-- Start Provided passage --

Store artifacts in a system assessors can access during an audit:

  • HRIS record attachment
  • Separation ticket with the notice attached and completion evidence
  • Central evidence repository mapped to PS-6(3)

Daydream is useful here because you can map PS-6(3) to a single owner, a defined procedure, and recurring evidence artifacts so separation events produce consistent audit-ready evidence. (NIST SP 800-53 Rev. 5 OSCAL JSON)

Required evidence and artifacts to retain

Keep evidence that proves execution, not just design:

Design-time artifacts

  • Offboarding / separation procedure showing the PS-6(3) notification step
  • Approved post-employment notice templates with version control and legal review notes
  • Role-based applicability matrix (even if simple)

Run-time artifacts 1

  • Copy of the notice delivered (or template version ID)
  • Delivery proof: email headers/logs, HRIS task completion, ticket timestamps, or meeting checklist
  • Recipient identity and separation date
  • Acknowledgment if collected (e-sign record or signed checklist)

Operational governance

  • Control mapping showing owner, workflow system, and evidence location (this is often what makes PS-6(3) “pass” in practice) (NIST SP 800-53 Rev. 5 OSCAL JSON)

Common exam/audit questions and hangups

Expect assessors to probe these areas:

  • “Show me for a sample of terminated users how you notified them.” They want per-person evidence, not a policy statement. (NIST SP 800-53 Rev. 5)
  • “How do you ensure contractors get the notice?” Many organizations offboard contractors inconsistently, especially if a third party employer is involved.
  • “How do you decide what is ‘applicable’?” If you cannot explain the selection logic, the control looks ad hoc. (NIST SP 800-53 Rev. 5 OSCAL JSON)

-- End Provided passage --
-- Start Data excerpt --

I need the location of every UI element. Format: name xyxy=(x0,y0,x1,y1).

-- End Data excerpt --

- Parts of the exercise:
(a) Decide whether each statement below agrees with the PS-6(3) evidence guidance above. For each one, answer yes or no and quote the words from the PS-6(3) evidence guidance that decide it: (i) assessors are satisfied by a policy statement in place of per-person evidence; (ii) a recipient's acknowledgment belongs among the run-time artifacts when one was collected; (iii) the role-based applicability matrix must be detailed.
(b) From the PS-6(3) evidence guidance, set down the passage that begins at the words "Operational governance" and ends after the words "employer is involved.".
(c) Extend the PS-6(3) evidence guidance with new material that follows on from its final sentence.

- The answers:
(a)
(i) No: "They want per-person evidence, not a policy statement."
(ii) Yes: "Acknowledgment if collected (e-sign record or signed checklist)"
(iii) No: "Role-based applicability matrix (even if simple)"

(b)
Operational governance

  • Control mapping showing owner, workflow system, and evidence location (this is often what makes PS-6(3) “pass” in practice) (NIST SP 800-53 Rev. 5 OSCAL JSON)

Common exam/audit questions and hangups

Expect assessors to probe these areas:

  • “Show me for a sample of terminated users how you notified them.” They want per-person evidence, not a policy statement. (NIST SP 800-53 Rev. 5)
  • “How do you ensure contractors get the notice?” Many organizations offboard contractors inconsistently, especially if a third party employer is involved.

(c)
  • “What about people who don’t attend an exit interview?” You need a delivery method that does not depend on attendance.

Frequent implementation mistakes and how to avoid them

  1. Relying on a general security policy acknowledgment signed at hire. PS-6(3) is about post-employment notification, not initial onboarding. Fix: add a separation-specific notice step. (NIST SP 800-53 Rev. 5 OSCAL JSON)
  2. Sending a generic reminder that isn’t tied to legally binding terms. Fix: reference the agreement types or clauses that actually apply, and have Legal validate the template set. (NIST SP 800-53 Rev. 5)
  3. No evidence trail. HR says “we always do it,” but nothing is retained. Fix: make the workflow system the system of record and require attachment/log capture before closing the separation ticket. (NIST SP 800-53 Rev. 5)
  4. Forgetting non-employee identities. Shared accounts, contractor identities, interns, and vendors’ staff get missed. Fix: integrate IAM disablement lists with HR/third-party offboarding lists and reconcile exceptions.

Enforcement context and risk implications

No public enforcement cases were provided in the source catalog for this specific control enhancement, so you should treat PS-6(3) as an assessment-readiness and risk-reduction requirement rather than an enforcement-driven one.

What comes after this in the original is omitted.